[Aim] Repeat the listing word for word. No pictures belong in the copy.

[Exercise materials]
++++++++++

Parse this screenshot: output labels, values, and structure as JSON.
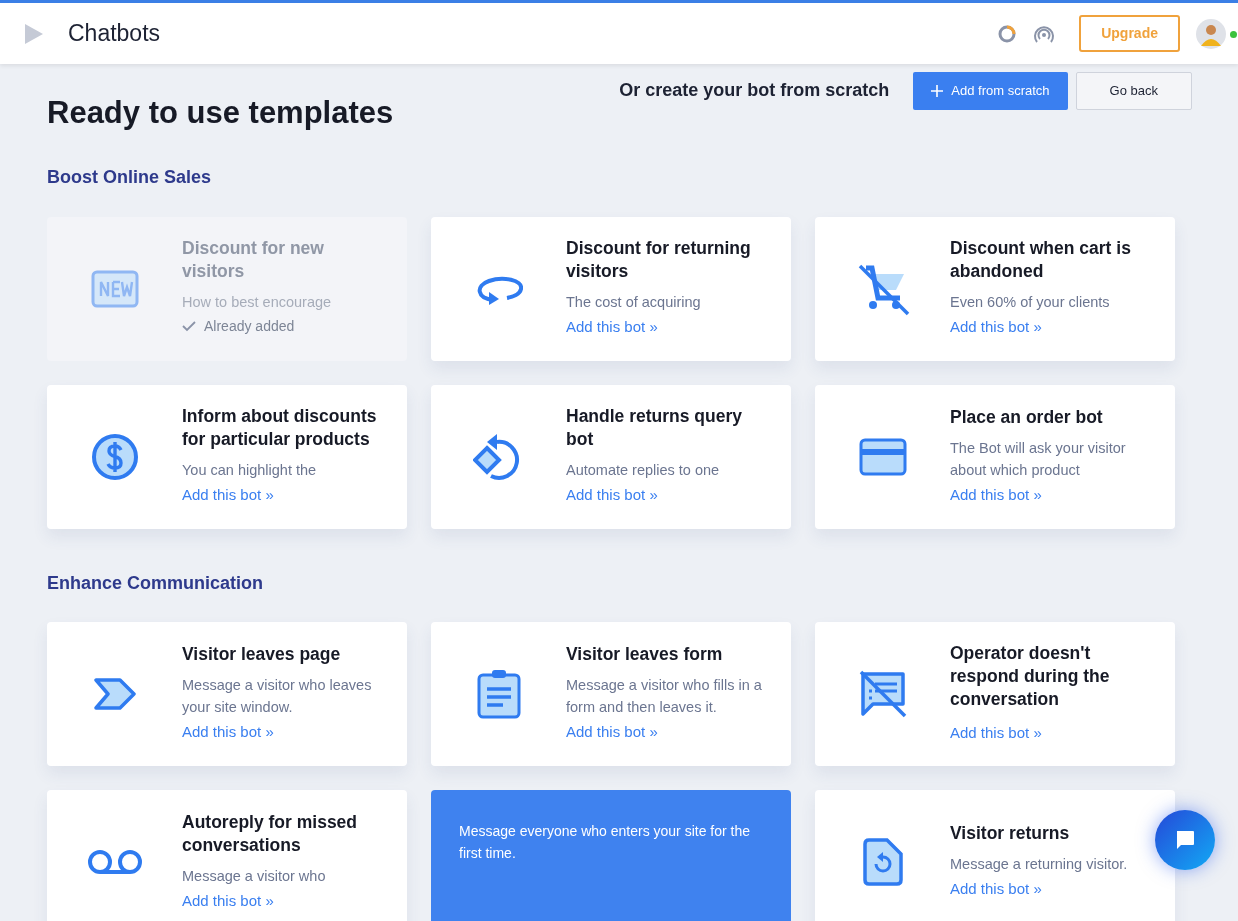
{
  "header": {
    "title": "Chatbots",
    "upgrade_button": "Upgrade",
    "online": true
  },
  "page": {
    "title": "Ready to use templates",
    "scratch_label": "Or create your bot from scratch",
    "add_button": "Add from scratch",
    "back_button": "Go back"
  },
  "sections": [
    {
      "title": "Boost Online Sales",
      "cards": [
        {
          "kind": "template",
          "title": "Discount for new visitors",
          "description": "How to best encourage",
          "added": true,
          "status": "Already added"
        },
        {
          "kind": "template",
          "title": "Discount for returning visitors",
          "description": "The cost of acquiring",
          "added": false,
          "link": "Add this bot »"
        },
        {
          "kind": "template",
          "title": "Discount when cart is abandoned",
          "description": "Even 60% of your clients",
          "added": false,
          "link": "Add this bot »"
        },
        {
          "kind": "template",
          "title": "Inform about discounts for particular products",
          "description": "You can highlight the",
          "added": false,
          "link": "Add this bot »"
        },
        {
          "kind": "template",
          "title": "Handle returns query bot",
          "description": "Automate replies to one",
          "added": false,
          "link": "Add this bot »"
        },
        {
          "kind": "template",
          "title": "Place an order bot",
          "description": "The Bot will ask your visitor about which product",
          "added": false,
          "link": "Add this bot »"
        }
      ]
    },
    {
      "title": "Enhance Communication",
      "cards": [
        {
          "kind": "template",
          "title": "Visitor leaves page",
          "description": "Message a visitor who leaves your site window.",
          "added": false,
          "link": "Add this bot »"
        },
        {
          "kind": "template",
          "title": "Visitor leaves form",
          "description": "Message a visitor who fills in a form and then leaves it.",
          "added": false,
          "link": "Add this bot »"
        },
        {
          "kind": "template",
          "title": "Operator doesn't respond during the conversation",
          "added": false,
          "link": "Add this bot »"
        },
        {
          "kind": "template",
          "title": "Autoreply for missed conversations",
          "description": "Message a visitor who",
          "added": false,
          "link": "Add this bot »"
        },
        {
          "kind": "tooltip",
          "text": "Message everyone who enters your site for the first time."
        },
        {
          "kind": "template",
          "title": "Visitor returns",
          "description": "Message a returning visitor.",
          "added": false,
          "link": "Add this bot »"
        }
      ]
    }
  ]
}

++++++++++

[Response for this exercise]
Parse this screenshot: output labels, values, and structure as JSON.
{
  "header": {
    "title": "Chatbots",
    "upgrade_button": "Upgrade",
    "online": true
  },
  "page": {
    "title": "Ready to use templates",
    "scratch_label": "Or create your bot from scratch",
    "add_button": "Add from scratch",
    "back_button": "Go back"
  },
  "sections": [
    {
      "title": "Boost Online Sales",
      "cards": [
        {
          "kind": "template",
          "title": "Discount for new visitors",
          "description": "How to best encourage",
          "added": true,
          "status": "Already added"
        },
        {
          "kind": "template",
          "title": "Discount for returning visitors",
          "description": "The cost of acquiring",
          "added": false,
          "link": "Add this bot »"
        },
        {
          "kind": "template",
          "title": "Discount when cart is abandoned",
          "description": "Even 60% of your clients",
          "added": false,
          "link": "Add this bot »"
        },
        {
          "kind": "template",
          "title": "Inform about discounts for particular products",
          "description": "You can highlight the",
          "added": false,
          "link": "Add this bot »"
        },
        {
          "kind": "template",
          "title": "Handle returns query bot",
          "description": "Automate replies to one",
          "added": false,
          "link": "Add this bot »"
        },
        {
          "kind": "template",
          "title": "Place an order bot",
          "description": "The Bot will ask your visitor about which product",
          "added": false,
          "link": "Add this bot »"
        }
      ]
    },
    {
      "title": "Enhance Communication",
      "cards": [
        {
          "kind": "template",
          "title": "Visitor leaves page",
          "description": "Message a visitor who leaves your site window.",
          "added": false,
          "link": "Add this bot »"
        },
        {
          "kind": "template",
          "title": "Visitor leaves form",
          "description": "Message a visitor who fills in a form and then leaves it.",
          "added": false,
          "link": "Add this bot »"
        },
        {
          "kind": "template",
          "title": "Operator doesn't respond during the conversation",
          "added": false,
          "link": "Add this bot »"
        },
        {
          "kind": "template",
          "title": "Autoreply for missed conversations",
          "description": "Message a visitor who",
          "added": false,
          "link": "Add this bot »"
        },
        {
          "kind": "tooltip",
          "text": "Message everyone who enters your site for the first time."
        },
        {
          "kind": "template",
          "title": "Visitor returns",
          "description": "Message a returning visitor.",
          "added": false,
          "link": "Add this bot »"
        }
      ]
    }
  ]
}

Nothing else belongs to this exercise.